:: What the exercise asks ::
Type out the records that follow, exactly as given.

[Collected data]
┌──

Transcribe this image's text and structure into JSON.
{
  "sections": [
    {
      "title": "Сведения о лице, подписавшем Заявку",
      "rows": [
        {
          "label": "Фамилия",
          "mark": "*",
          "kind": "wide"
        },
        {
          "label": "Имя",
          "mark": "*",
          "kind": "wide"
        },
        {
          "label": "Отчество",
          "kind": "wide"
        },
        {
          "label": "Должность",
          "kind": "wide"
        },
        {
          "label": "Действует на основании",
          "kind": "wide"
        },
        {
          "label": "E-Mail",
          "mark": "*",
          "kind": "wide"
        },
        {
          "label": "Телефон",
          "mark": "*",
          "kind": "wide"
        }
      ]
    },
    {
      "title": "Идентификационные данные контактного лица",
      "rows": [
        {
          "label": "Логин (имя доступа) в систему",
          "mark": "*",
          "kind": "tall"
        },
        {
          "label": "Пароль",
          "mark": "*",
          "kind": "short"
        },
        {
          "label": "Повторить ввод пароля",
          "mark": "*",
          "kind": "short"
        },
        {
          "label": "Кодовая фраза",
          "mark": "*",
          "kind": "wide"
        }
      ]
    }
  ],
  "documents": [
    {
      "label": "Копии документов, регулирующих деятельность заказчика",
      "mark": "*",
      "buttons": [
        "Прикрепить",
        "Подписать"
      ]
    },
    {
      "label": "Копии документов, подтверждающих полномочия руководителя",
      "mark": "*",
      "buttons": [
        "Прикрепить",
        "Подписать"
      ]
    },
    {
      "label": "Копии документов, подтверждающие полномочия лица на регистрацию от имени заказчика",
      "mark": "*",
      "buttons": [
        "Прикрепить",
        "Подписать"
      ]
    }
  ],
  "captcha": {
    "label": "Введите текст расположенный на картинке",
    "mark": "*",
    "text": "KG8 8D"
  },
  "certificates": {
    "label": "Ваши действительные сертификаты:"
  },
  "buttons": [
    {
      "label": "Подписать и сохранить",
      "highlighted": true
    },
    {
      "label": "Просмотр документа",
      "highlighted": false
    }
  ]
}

└──

:: Result ::
Transcribe this image's text and structure into JSON.
{
  "sections": [
    {
      "title": "Сведения о лице, подписавшем Заявку",
      "rows": [
        {
          "label": "Фамилия",
          "mark": "*",
          "kind": "wide"
        },
        {
          "label": "Имя",
          "mark": "*",
          "kind": "wide"
        },
        {
          "label": "Отчество",
          "kind": "wide"
        },
        {
          "label": "Должность",
          "kind": "wide"
        },
        {
          "label": "Действует на основании",
          "kind": "wide"
        },
        {
          "label": "E-Mail",
          "mark": "*",
          "kind": "wide"
        },
        {
          "label": "Телефон",
          "mark": "*",
          "kind": "wide"
        }
      ]
    },
    {
      "title": "Идентификационные данные контактного лица",
      "rows": [
        {
          "label": "Логин (имя доступа) в систему",
          "mark": "*",
          "kind": "tall"
        },
        {
          "label": "Пароль",
          "mark": "*",
          "kind": "short"
        },
        {
          "label": "Повторить ввод пароля",
          "mark": "*",
          "kind": "short"
        },
        {
          "label": "Кодовая фраза",
          "mark": "*",
          "kind": "wide"
        }
      ]
    }
  ],
  "documents": [
    {
      "label": "Копии документов, регулирующих деятельность заказчика",
      "mark": "*",
      "buttons": [
        "Прикрепить",
        "Подписать"
      ]
    },
    {
      "label": "Копии документов, подтверждающих полномочия руководителя",
      "mark": "*",
      "buttons": [
        "Прикрепить",
        "Подписать"
      ]
    },
    {
      "label": "Копии документов, подтверждающие полномочия лица на регистрацию от имени заказчика",
      "mark": "*",
      "buttons": [
        "Прикрепить",
        "Подписать"
      ]
    }
  ],
  "captcha": {
    "label": "Введите текст расположенный на картинке",
    "mark": "*",
    "text": "KG8 8D"
  },
  "certificates": {
    "label": "Ваши действительные сертификаты:"
  },
  "buttons": [
    {
      "label": "Подписать и сохранить",
      "highlighted": true
    },
    {
      "label": "Просмотр документа",
      "highlighted": false
    }
  ]
}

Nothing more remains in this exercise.